* Problem requirements
Copy out every line of the records below with no changes.

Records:
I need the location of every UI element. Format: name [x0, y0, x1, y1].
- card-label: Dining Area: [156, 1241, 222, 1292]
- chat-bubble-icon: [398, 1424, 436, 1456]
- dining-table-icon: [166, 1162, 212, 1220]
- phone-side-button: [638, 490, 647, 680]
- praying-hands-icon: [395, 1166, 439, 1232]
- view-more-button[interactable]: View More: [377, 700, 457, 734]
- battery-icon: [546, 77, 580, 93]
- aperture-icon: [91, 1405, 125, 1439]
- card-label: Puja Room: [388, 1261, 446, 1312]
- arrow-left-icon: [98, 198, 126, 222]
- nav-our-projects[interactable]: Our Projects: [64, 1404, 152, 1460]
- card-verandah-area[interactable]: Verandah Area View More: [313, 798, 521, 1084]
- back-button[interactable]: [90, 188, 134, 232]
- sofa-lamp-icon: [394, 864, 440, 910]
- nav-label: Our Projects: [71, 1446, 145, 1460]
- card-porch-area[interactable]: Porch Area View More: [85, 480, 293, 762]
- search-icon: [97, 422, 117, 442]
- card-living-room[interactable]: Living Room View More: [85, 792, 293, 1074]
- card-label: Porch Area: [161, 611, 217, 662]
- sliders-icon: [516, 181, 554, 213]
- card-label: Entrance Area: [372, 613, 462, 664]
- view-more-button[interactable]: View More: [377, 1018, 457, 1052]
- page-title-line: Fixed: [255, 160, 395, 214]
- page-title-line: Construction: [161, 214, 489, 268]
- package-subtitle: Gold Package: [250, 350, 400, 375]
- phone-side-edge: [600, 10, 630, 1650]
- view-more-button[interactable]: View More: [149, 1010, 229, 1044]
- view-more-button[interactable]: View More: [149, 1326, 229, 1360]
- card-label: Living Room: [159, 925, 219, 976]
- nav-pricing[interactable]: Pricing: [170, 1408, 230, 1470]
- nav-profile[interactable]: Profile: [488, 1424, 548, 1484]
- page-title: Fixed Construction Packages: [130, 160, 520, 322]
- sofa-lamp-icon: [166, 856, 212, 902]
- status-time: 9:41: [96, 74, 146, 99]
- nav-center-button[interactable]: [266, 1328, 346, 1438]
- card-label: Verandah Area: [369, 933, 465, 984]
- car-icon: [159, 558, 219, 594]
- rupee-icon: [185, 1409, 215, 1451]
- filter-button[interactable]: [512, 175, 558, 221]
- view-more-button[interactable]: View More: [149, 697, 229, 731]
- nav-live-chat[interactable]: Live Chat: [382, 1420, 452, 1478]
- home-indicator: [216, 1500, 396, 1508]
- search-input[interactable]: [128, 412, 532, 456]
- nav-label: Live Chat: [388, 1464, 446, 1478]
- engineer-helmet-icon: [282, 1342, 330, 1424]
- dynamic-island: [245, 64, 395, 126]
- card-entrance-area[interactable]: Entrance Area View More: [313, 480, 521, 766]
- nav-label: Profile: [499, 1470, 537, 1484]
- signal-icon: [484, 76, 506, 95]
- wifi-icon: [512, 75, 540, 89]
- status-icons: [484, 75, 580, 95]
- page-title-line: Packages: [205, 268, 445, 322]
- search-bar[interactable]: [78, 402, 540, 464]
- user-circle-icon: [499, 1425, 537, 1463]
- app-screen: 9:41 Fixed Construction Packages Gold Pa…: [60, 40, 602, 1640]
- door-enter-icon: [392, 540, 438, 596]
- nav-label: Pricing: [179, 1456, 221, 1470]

* The response
I need the location of every UI element. Format: name [x0, y0, x1, y1].
- card-label: Dining Area: [156, 1241, 222, 1292]
- chat-bubble-icon: [398, 1424, 436, 1456]
- dining-table-icon: [166, 1162, 212, 1220]
- phone-side-button: [638, 490, 647, 680]
- praying-hands-icon: [395, 1166, 439, 1232]
- view-more-button[interactable]: View More: [377, 700, 457, 734]
- battery-icon: [546, 77, 580, 93]
- aperture-icon: [91, 1405, 125, 1439]
- card-label: Puja Room: [388, 1261, 446, 1312]
- arrow-left-icon: [98, 198, 126, 222]
- nav-our-projects[interactable]: Our Projects: [64, 1404, 152, 1460]
- card-verandah-area[interactable]: Verandah Area View More: [313, 798, 521, 1084]
- back-button[interactable]: [90, 188, 134, 232]
- sofa-lamp-icon: [394, 864, 440, 910]
- nav-label: Our Projects: [71, 1446, 145, 1460]
- card-porch-area[interactable]: Porch Area View More: [85, 480, 293, 762]
- search-icon: [97, 422, 117, 442]
- card-living-room[interactable]: Living Room View More: [85, 792, 293, 1074]
- card-label: Porch Area: [161, 611, 217, 662]
- sliders-icon: [516, 181, 554, 213]
- card-label: Entrance Area: [372, 613, 462, 664]
- view-more-button[interactable]: View More: [377, 1018, 457, 1052]
- page-title-line: Fixed: [255, 160, 395, 214]
- page-title-line: Construction: [161, 214, 489, 268]
- package-subtitle: Gold Package: [250, 350, 400, 375]
- phone-side-edge: [600, 10, 630, 1650]
- view-more-button[interactable]: View More: [149, 1010, 229, 1044]
- view-more-button[interactable]: View More: [149, 1326, 229, 1360]
- card-label: Living Room: [159, 925, 219, 976]
- nav-pricing[interactable]: Pricing: [170, 1408, 230, 1470]
- nav-profile[interactable]: Profile: [488, 1424, 548, 1484]
- page-title: Fixed Construction Packages: [130, 160, 520, 322]
- sofa-lamp-icon: [166, 856, 212, 902]
- status-time: 9:41: [96, 74, 146, 99]
- nav-center-button[interactable]: [266, 1328, 346, 1438]
- card-label: Verandah Area: [369, 933, 465, 984]
- car-icon: [159, 558, 219, 594]
- rupee-icon: [185, 1409, 215, 1451]
- filter-button[interactable]: [512, 175, 558, 221]
- view-more-button[interactable]: View More: [149, 697, 229, 731]
- nav-live-chat[interactable]: Live Chat: [382, 1420, 452, 1478]
- home-indicator: [216, 1500, 396, 1508]
- search-input[interactable]: [128, 412, 532, 456]
- nav-label: Live Chat: [388, 1464, 446, 1478]
- engineer-helmet-icon: [282, 1342, 330, 1424]
- dynamic-island: [245, 64, 395, 126]
- card-entrance-area[interactable]: Entrance Area View More: [313, 480, 521, 766]
- nav-label: Profile: [499, 1470, 537, 1484]
- signal-icon: [484, 76, 506, 95]
- wifi-icon: [512, 75, 540, 89]
- status-icons: [484, 75, 580, 95]
- page-title-line: Packages: [205, 268, 445, 322]
- search-bar[interactable]: [78, 402, 540, 464]
- user-circle-icon: [499, 1425, 537, 1463]
- app-screen: 9:41 Fixed Construction Packages Gold Pa…: [60, 40, 602, 1640]
- door-enter-icon: [392, 540, 438, 596]
- nav-label: Pricing: [179, 1456, 221, 1470]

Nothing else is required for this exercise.